Copy every line of the records below where the word "befristeten" occurs.

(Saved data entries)
______________________________

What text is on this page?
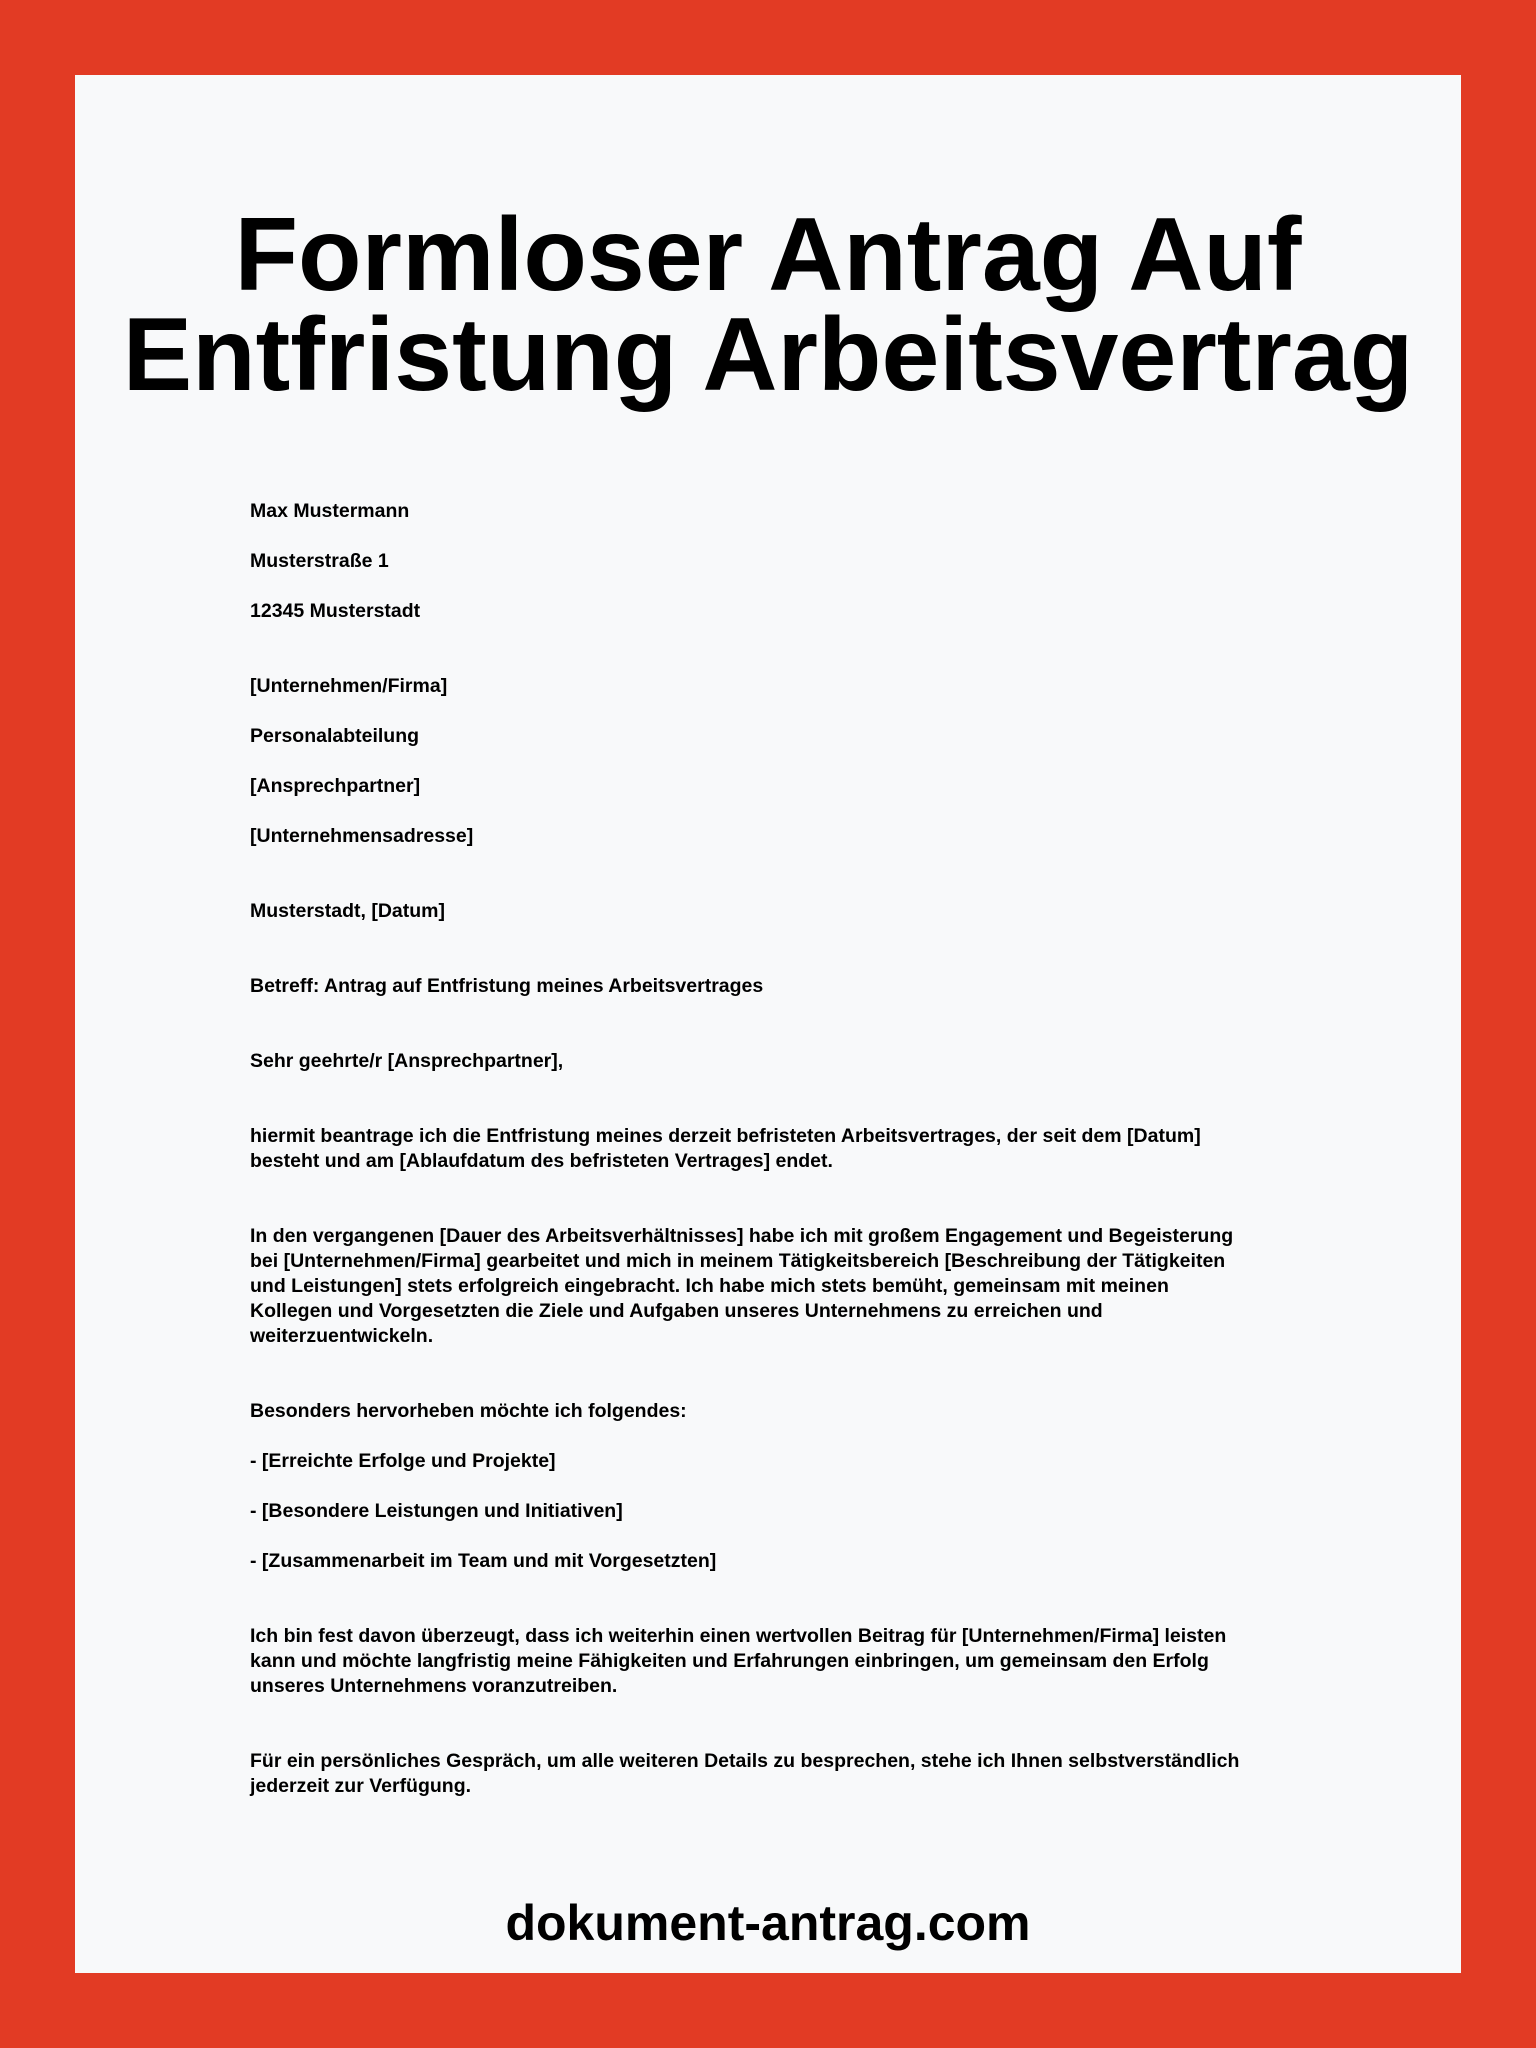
Formloser Antrag Auf
Entfristung Arbeitsvertrag
Max Mustermann
Musterstraße 1
12345 Musterstadt
[Unternehmen/Firma]
Personalabteilung
[Ansprechpartner]
[Unternehmensadresse]
Musterstadt, [Datum]
Betreff: Antrag auf Entfristung meines Arbeitsvertrages
Sehr geehrte/r [Ansprechpartner],
hiermit beantrage ich die Entfristung meines derzeit befristeten Arbeitsvertrages, der seit dem [Datum]
besteht und am [Ablaufdatum des befristeten Vertrages] endet.
In den vergangenen [Dauer des Arbeitsverhältnisses] habe ich mit großem Engagement und Begeisterung
bei [Unternehmen/Firma] gearbeitet und mich in meinem Tätigkeitsbereich [Beschreibung der Tätigkeiten
und Leistungen] stets erfolgreich eingebracht. Ich habe mich stets bemüht, gemeinsam mit meinen
Kollegen und Vorgesetzten die Ziele und Aufgaben unseres Unternehmens zu erreichen und
weiterzuentwickeln.
Besonders hervorheben möchte ich folgendes:
- [Erreichte Erfolge und Projekte]
- [Besondere Leistungen und Initiativen]
- [Zusammenarbeit im Team und mit Vorgesetzten]
Ich bin fest davon überzeugt, dass ich weiterhin einen wertvollen Beitrag für [Unternehmen/Firma] leisten
kann und möchte langfristig meine Fähigkeiten und Erfahrungen einbringen, um gemeinsam den Erfolg
unseres Unternehmens voranzutreiben.
Für ein persönliches Gespräch, um alle weiteren Details zu besprechen, stehe ich Ihnen selbstverständlich
jederzeit zur Verfügung.
dokument-antrag.com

______________________________

# THE ANSWER:
hiermit beantrage ich die Entfristung meines derzeit befristeten Arbeitsvertrages, der seit dem [Datum]
besteht und am [Ablaufdatum des befristeten Vertrages] endet.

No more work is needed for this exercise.